Selected excerpt:
──────────

Saturday, October 26, 2019

The Black Stone

Robert E. Howard (1906–1936)
From American Fantastic Tales: Terror and the Uncanny from Poe to the Pulps

“They formed a half-circle in front of the monolith.” Drawing by American illustrator Joseph Doolin (1896–1967) for “The Black Stone” in the November 1931 issue of Weird Tales
In June 1930 Robert E. Howard sent a letter to Farnsworth Wright, the editor of Weird Tales, after he read for the first time H. P. Lovecraft’s story “The Rats in the Walls,” which had appeared in the magazine seven years earlier. The tale lived up to the young author’s expectations, and he wrote that Lovecraft “must have the most unusual and wonderfully constructed brain of any man in the world.” Howard also noted that the lead character “speaks Gaelic instead of Cymric,” indicating that Lovecraft subscribed to the theory that Britain had been settled by the Celts—a theory “not generally agreed to.”

Wright dutifully forwarded the letter to Lovecraft, and Howard soon received a response, which he described to his sometime collaborator (and fellow Texan) Tevis Clyde Smith:
I got a long letter from Lovecraft. That boy is plenty smart. And well read too. He starts out by saying that most of my arguments seem logical enough and that he is about on the point of accepting my views—and then follows with about three or four closely written pages with which he rips practically all my theories to shreds.
Three months after his initial letter to Wright about Lovecraft, Howard updated his friend:
I’m going to ask Lovecraft if I can use his mythology in my own junk—allusions, you understand. You know, there’s a scholarly bunch of men writing for Weird Tales—myself excepted, of course. Well, I have a smattering of various bits of knowledge, and a facile and deceptive mind, that should gain me admittance in various circles.
Over the next six years, Howard and Lovecraft (who never met) exchanged dozens of letters, which together fill up a thousand pages in a recently published collection. The correspondence served as Howard’s admission to the group of writers now known as “The Lovecraft Circle”—the “scholarly bunch of men” that included such Weird Tales contributors as Clark Ashton Smith and August Derleth.

It was not long before Howard followed up on his idea of writing stories set in his mentor’s fictional universe. The younger author’s first two Lovecraftian tales, “The Children of the Night” and particularly “The Black Stone,” appeared during the next year. In a recent appreciation of the second story, Ruthanna Emrys writes, “Robert Howard shows no shame in imitating (and perhaps ragging, just a little) his mentor. Or in building on the cyclopean foundation he’s created. There are dozens of little shout-outs, but it’s the geekily detailed imaginary library, and the pitch-perfect narrator, that clearly mark this as a Mythos piece.” Lovecraft himself professed admiration for the story and would incorporate some of its elements—most notably the book Nameless Cults, which he renamed Unaussprechlichen Kulten—in subsequent tales of the Cthulhu Mythos.

──────────

Source excerpt:
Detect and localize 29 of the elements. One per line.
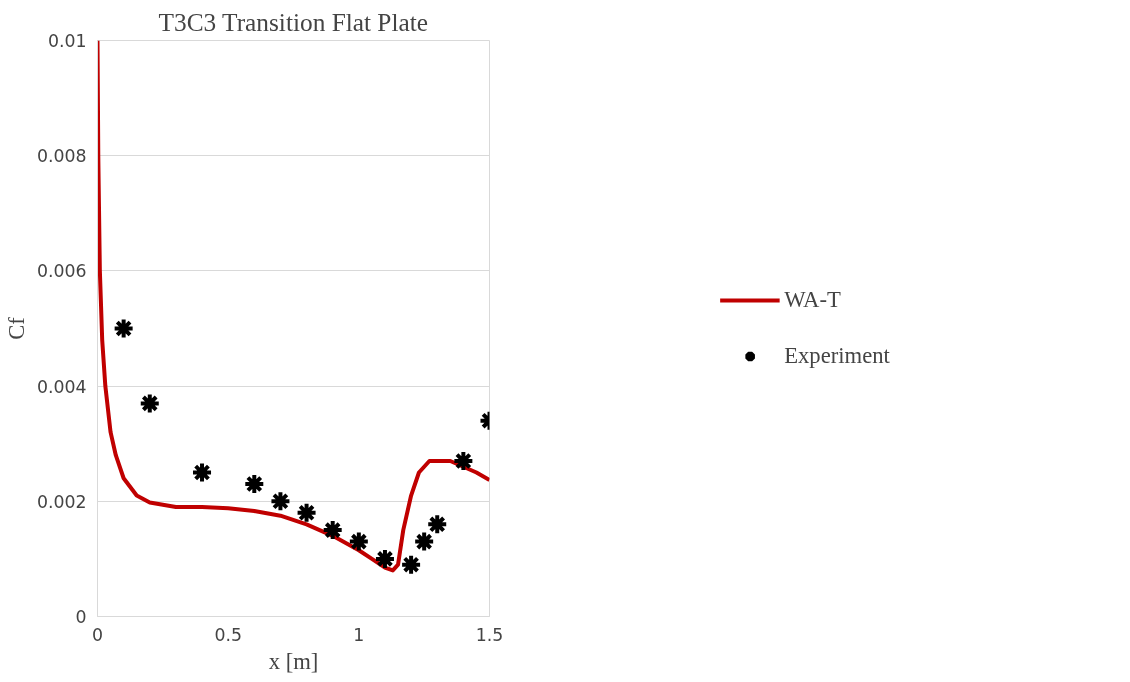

──────────

Stated goal: Write the continuation of the introductory note on Robert E. Howard and "The Black Stone," starting immediately after its final sentence.

Final result:
Biographer Mark Finn remarks that, even though the stories were meant as pastiches, Howard worked into the plots his characteristic “themes of racial memories, forgotten races of men, and slides into barbarism, but he also went back to some of the authors that influenced Lovecraft to further draw out his ancient horror.” In addition, several critics have commented on how “The Black Stone” echoes the evocative setting of Bram Stoker’s Dracula, and an infamous scene in The Last of the Mohicans by James Fenimore Cooper (who had inspired some of Howard’s earlier adventure tales) may well have provided the idea for the gruesome act that ends the Midsummer Night’s nightmare. Although Lovecraft often argued that the most intense terror is caused by “the least concrete” (or as he wrote to Howard, “suggestion is the highest form of horror-presentation”), the story’s unflinching description of pagan sadomasochism “takes Lovecraftian horror to a realm where H. P. Lovecraft himself never tread,” notes Charles Hoffman, an authority on all things Howard.

In all, five of Howard’s stories of the Cthulhu Mythos would be published in the pages of Weird Tales. In the meantime, he was working in other veins: the end of 1932 saw the first of the Conan the Barbarian adventures that would make him famous to a much wider reading public long after his death, and two years later he switched his focus to writing westerns. Yet, still living with his parents in Cross Plains, Texas, he was having trouble finding time to work while tending to his mother, who was suffering from tuberculosis. When she slipped into a coma on June 11, Howard, just 30 years old, shot himself in his car in the driveway of the family home. (His mother died the following day.)

Lovecraft received the news from both the writer C. L. Moore and Howard’s father, and he took it upon himself to inform other contributors to the magazine. “It seems so damn outrageous I can't believe it,” responded fantasy writer E. Hoffman Price—the only Weird Tales contributor who had actually met Howard. Lovecraft collated and condensed the letters he had written to his colleagues into an obituary that appeared in the September 1936 issue of Fantasy Magazine. “It is hard to describe precisely what made his stories stand out so,” he wrote, “but the real secret is that he was in every one of them.”

Note: The local skirmishes during the Turkish invasion of Hungary, as imagined in Howard's story, take place prior to the Battle of Mohács on August 29, 1526, when the armies of the Ottoman Empire, led by Suleiman the Magnificent, soundly defeated the forces of the Kingdom of Hungary, led by Louis II, who was killed as he fled the battle.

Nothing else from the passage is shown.